▶ **DIRECTIONS FOR THIS TASK**:
Filter the lines below, copying only those with the string "screenshot".

== DATA FOR THE TASK ==

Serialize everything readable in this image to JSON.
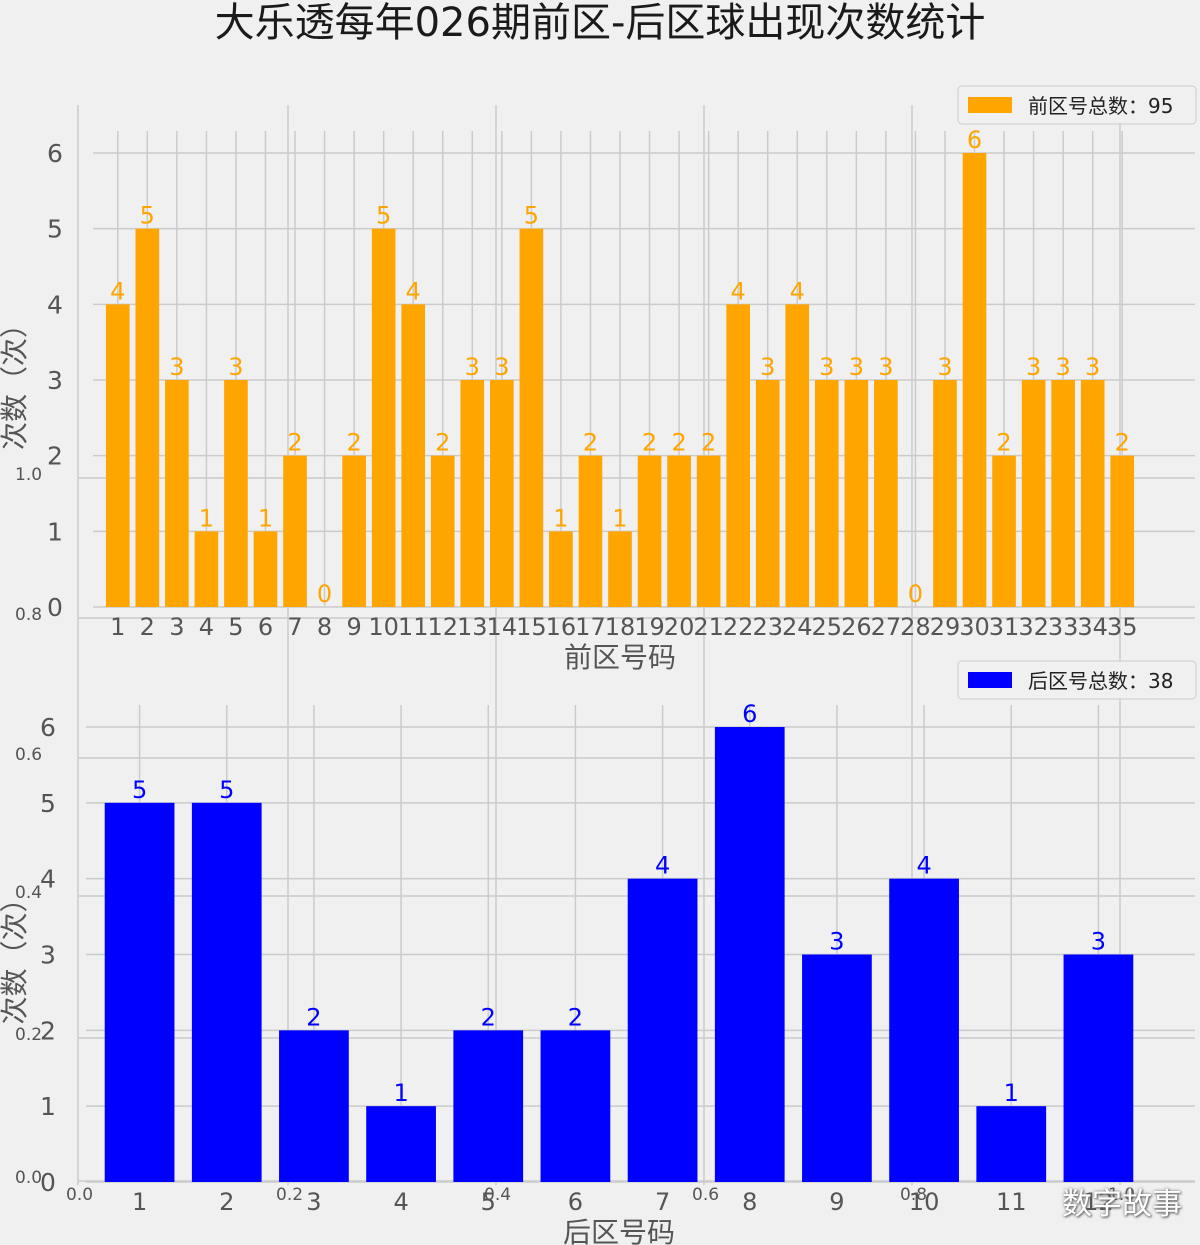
{
  "title": "大乐透每年026期前区-后区球出现次数统计",
  "watermark": "数字故事",
  "colors": {
    "background": "#f0f0f0",
    "grid": "#cbcbcb",
    "front": "#ffa500",
    "back": "#0000ff",
    "text": "#555555"
  },
  "background_axis": {
    "x_ticks": [
      "0.0",
      "0.2",
      "0.4",
      "0.6",
      "0.8",
      "1.0"
    ],
    "y_ticks": [
      "0.0",
      "0.2",
      "0.4",
      "0.6",
      "0.8",
      "1.0"
    ]
  },
  "chart_data": [
    {
      "type": "bar",
      "xlabel": "前区号码",
      "ylabel": "次数（次）",
      "legend": "前区号总数：95",
      "legend_position": "top-right",
      "categories": [
        "1",
        "2",
        "3",
        "4",
        "5",
        "6",
        "7",
        "8",
        "9",
        "10",
        "11",
        "12",
        "13",
        "14",
        "15",
        "16",
        "17",
        "18",
        "19",
        "20",
        "21",
        "22",
        "23",
        "24",
        "25",
        "26",
        "27",
        "28",
        "29",
        "30",
        "31",
        "32",
        "33",
        "34",
        "35"
      ],
      "values": [
        4,
        5,
        3,
        1,
        3,
        1,
        2,
        0,
        2,
        5,
        4,
        2,
        3,
        3,
        5,
        1,
        2,
        1,
        2,
        2,
        2,
        4,
        3,
        4,
        3,
        3,
        3,
        0,
        3,
        6,
        2,
        3,
        3,
        3,
        2
      ],
      "ylim": [
        0,
        6
      ],
      "y_ticks": [
        "0",
        "1",
        "2",
        "3",
        "4",
        "5",
        "6"
      ],
      "grid": true,
      "color": "#ffa500"
    },
    {
      "type": "bar",
      "xlabel": "后区号码",
      "ylabel": "次数（次）",
      "legend": "后区号总数：38",
      "legend_position": "top-right",
      "categories": [
        "1",
        "2",
        "3",
        "4",
        "5",
        "6",
        "7",
        "8",
        "9",
        "10",
        "11",
        "12"
      ],
      "values": [
        5,
        5,
        2,
        1,
        2,
        2,
        4,
        6,
        3,
        4,
        1,
        3
      ],
      "ylim": [
        0,
        6
      ],
      "y_ticks": [
        "0",
        "1",
        "2",
        "3",
        "4",
        "5",
        "6"
      ],
      "grid": true,
      "color": "#0000ff"
    }
  ]
}
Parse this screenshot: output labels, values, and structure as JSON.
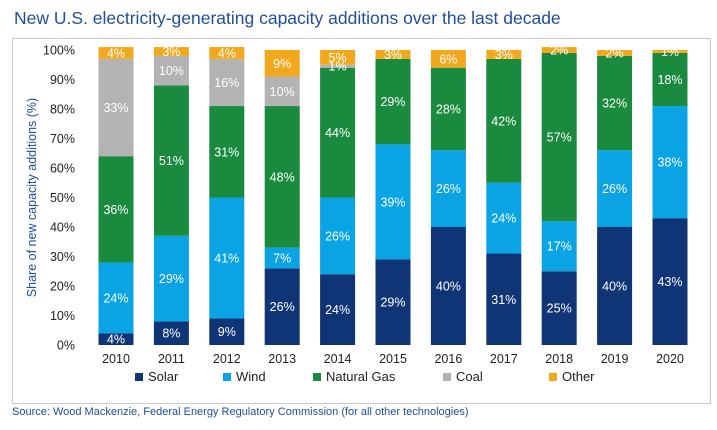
{
  "title": "New U.S. electricity-generating capacity additions over the last decade",
  "source": "Source: Wood Mackenzie, Federal Energy Regulatory Commission (for all other technologies)",
  "chart_data": {
    "type": "bar",
    "stacked": true,
    "title": "New U.S. electricity-generating capacity additions over the last decade",
    "xlabel": "",
    "ylabel": "Share of new capacity additions (%)",
    "ylim": [
      0,
      100
    ],
    "yticks": [
      "0%",
      "10%",
      "20%",
      "30%",
      "40%",
      "50%",
      "60%",
      "70%",
      "80%",
      "90%",
      "100%"
    ],
    "grid": false,
    "legend_position": "bottom",
    "categories": [
      "2010",
      "2011",
      "2012",
      "2013",
      "2014",
      "2015",
      "2016",
      "2017",
      "2018",
      "2019",
      "2020"
    ],
    "series": [
      {
        "name": "Solar",
        "color": "#0f3576",
        "label_color": "#ffffff",
        "values": [
          4,
          8,
          9,
          26,
          24,
          29,
          40,
          31,
          25,
          40,
          43
        ]
      },
      {
        "name": "Wind",
        "color": "#0aa3e3",
        "label_color": "#ffffff",
        "values": [
          24,
          29,
          41,
          7,
          26,
          39,
          26,
          24,
          17,
          26,
          38
        ]
      },
      {
        "name": "Natural Gas",
        "color": "#198a3e",
        "label_color": "#ffffff",
        "values": [
          36,
          51,
          31,
          48,
          44,
          29,
          28,
          42,
          57,
          32,
          18
        ]
      },
      {
        "name": "Coal",
        "color": "#b3b3b3",
        "label_color": "#ffffff",
        "values": [
          33,
          10,
          16,
          10,
          1,
          0,
          0,
          0,
          0,
          0,
          0
        ]
      },
      {
        "name": "Other",
        "color": "#f2a81d",
        "label_color": "#ffffff",
        "values": [
          4,
          3,
          4,
          9,
          5,
          3,
          6,
          3,
          2,
          2,
          1
        ]
      }
    ],
    "labels": [
      [
        "4%",
        "8%",
        "9%",
        "26%",
        "24%",
        "29%",
        "40%",
        "31%",
        "25%",
        "40%",
        "43%"
      ],
      [
        "24%",
        "29%",
        "41%",
        "7%",
        "26%",
        "39%",
        "26%",
        "24%",
        "17%",
        "26%",
        "38%"
      ],
      [
        "36%",
        "51%",
        "31%",
        "48%",
        "44%",
        "29%",
        "28%",
        "42%",
        "57%",
        "32%",
        "18%"
      ],
      [
        "33%",
        "10%",
        "16%",
        "10%",
        "1%",
        "",
        "",
        "",
        "",
        "",
        ""
      ],
      [
        "4%",
        "3%",
        "4%",
        "9%",
        "5%",
        "3%",
        "6%",
        "3%",
        "2%",
        "2%",
        "1%"
      ]
    ]
  }
}
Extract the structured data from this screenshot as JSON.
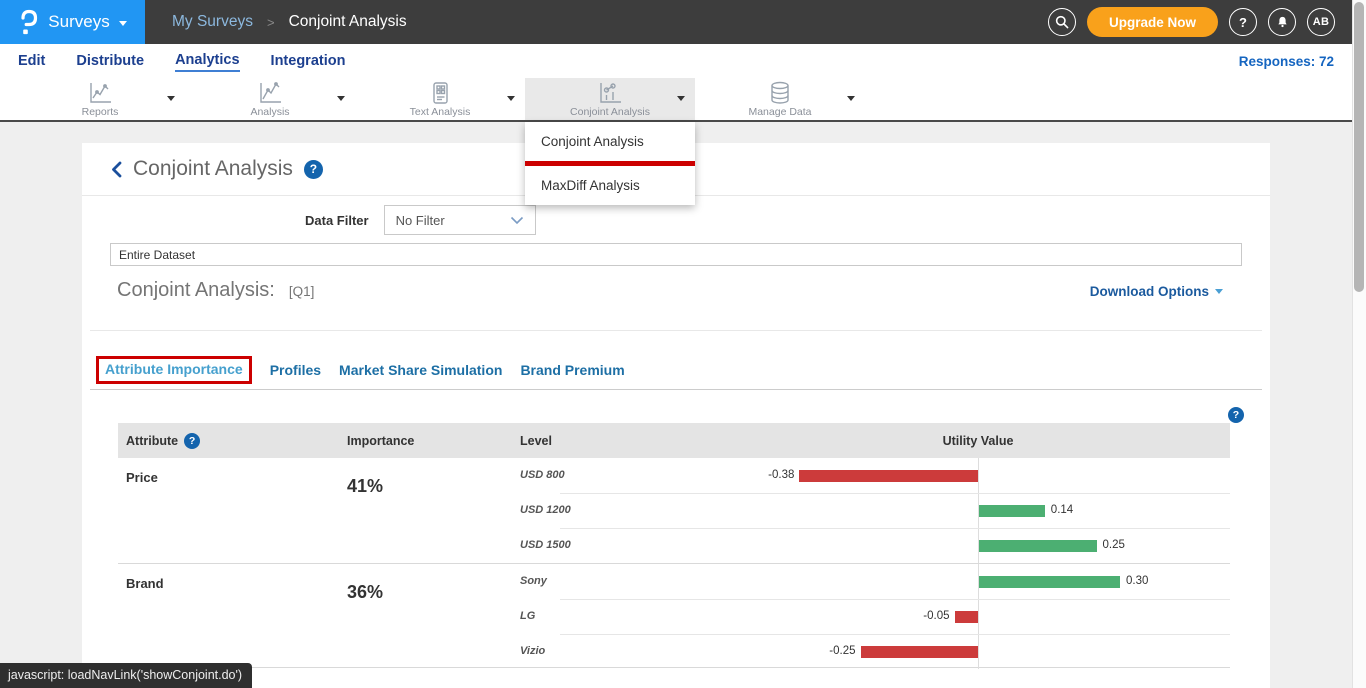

===

▶ **THE SOLUTION**:
Parse this screenshot: output labels, values, and structure as JSON.
Extract the structured data from this screenshot as JSON.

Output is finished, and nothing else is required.